▶ Short exercise: Find the string "Home" in the data, then copy every line where it is found.

Dataset items
__________________________________________________
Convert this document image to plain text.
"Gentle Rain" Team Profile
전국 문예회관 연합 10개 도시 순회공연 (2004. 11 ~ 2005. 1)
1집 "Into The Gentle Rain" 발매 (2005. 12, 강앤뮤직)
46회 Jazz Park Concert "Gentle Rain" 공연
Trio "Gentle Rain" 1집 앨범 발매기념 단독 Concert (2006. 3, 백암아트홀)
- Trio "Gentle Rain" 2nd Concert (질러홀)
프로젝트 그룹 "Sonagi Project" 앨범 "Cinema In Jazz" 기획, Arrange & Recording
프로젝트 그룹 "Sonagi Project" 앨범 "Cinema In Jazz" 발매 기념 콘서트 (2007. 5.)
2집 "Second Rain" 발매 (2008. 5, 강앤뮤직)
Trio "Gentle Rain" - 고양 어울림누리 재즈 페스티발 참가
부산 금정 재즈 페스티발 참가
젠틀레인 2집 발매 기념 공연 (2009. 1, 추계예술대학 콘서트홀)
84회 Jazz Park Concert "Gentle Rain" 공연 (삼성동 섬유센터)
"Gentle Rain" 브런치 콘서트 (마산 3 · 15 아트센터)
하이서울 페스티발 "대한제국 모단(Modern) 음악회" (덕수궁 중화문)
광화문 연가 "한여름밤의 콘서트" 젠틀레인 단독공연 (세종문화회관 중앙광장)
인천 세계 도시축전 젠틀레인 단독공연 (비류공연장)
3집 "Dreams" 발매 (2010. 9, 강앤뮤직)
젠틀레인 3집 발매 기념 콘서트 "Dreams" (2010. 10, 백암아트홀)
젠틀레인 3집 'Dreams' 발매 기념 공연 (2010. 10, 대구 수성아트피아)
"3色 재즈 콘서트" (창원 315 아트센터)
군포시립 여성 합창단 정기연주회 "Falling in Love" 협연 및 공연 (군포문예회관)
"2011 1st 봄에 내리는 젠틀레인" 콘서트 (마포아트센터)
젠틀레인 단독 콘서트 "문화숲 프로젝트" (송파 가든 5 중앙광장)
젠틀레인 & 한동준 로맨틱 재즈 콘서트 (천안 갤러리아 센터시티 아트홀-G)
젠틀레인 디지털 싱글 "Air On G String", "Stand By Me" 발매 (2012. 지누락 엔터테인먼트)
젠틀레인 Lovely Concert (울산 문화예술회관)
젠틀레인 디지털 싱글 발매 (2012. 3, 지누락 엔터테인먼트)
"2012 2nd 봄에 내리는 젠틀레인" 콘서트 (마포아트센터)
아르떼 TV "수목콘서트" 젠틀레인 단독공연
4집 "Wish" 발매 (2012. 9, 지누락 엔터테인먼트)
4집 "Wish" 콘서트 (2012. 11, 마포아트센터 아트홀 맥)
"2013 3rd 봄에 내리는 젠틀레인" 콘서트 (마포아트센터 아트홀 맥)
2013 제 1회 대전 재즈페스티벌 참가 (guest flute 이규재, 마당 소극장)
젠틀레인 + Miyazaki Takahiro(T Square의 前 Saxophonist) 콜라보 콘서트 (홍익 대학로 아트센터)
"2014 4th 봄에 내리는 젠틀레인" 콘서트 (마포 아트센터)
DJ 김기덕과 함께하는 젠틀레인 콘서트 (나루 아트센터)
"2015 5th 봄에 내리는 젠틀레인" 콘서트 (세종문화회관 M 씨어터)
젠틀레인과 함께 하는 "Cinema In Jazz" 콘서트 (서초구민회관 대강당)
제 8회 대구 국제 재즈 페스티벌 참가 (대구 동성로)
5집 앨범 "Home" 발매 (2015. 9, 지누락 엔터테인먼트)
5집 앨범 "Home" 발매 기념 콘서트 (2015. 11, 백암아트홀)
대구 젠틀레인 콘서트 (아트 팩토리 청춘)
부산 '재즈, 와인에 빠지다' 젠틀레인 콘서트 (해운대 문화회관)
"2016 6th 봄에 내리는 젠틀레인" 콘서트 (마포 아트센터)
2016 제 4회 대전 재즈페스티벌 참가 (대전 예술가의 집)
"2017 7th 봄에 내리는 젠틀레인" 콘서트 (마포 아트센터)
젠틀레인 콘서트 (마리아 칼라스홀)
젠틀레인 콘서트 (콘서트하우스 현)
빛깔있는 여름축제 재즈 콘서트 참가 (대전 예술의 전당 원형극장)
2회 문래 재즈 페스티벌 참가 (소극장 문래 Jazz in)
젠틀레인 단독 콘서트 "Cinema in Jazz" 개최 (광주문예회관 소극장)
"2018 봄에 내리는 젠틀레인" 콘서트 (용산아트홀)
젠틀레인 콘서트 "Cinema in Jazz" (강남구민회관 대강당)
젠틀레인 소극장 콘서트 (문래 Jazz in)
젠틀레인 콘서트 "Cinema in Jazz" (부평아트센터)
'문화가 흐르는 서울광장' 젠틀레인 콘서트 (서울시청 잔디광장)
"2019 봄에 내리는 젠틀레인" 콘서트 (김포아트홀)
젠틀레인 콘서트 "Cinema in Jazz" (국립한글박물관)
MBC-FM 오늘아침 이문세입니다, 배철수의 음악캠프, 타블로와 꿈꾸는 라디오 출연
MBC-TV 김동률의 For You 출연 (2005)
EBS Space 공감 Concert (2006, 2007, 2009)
__________________________________________________
▶ Result of the task:
5집 앨범 "Home" 발매 (2015. 9, 지누락 엔터테인먼트)
5집 앨범 "Home" 발매 기념 콘서트 (2015. 11, 백암아트홀)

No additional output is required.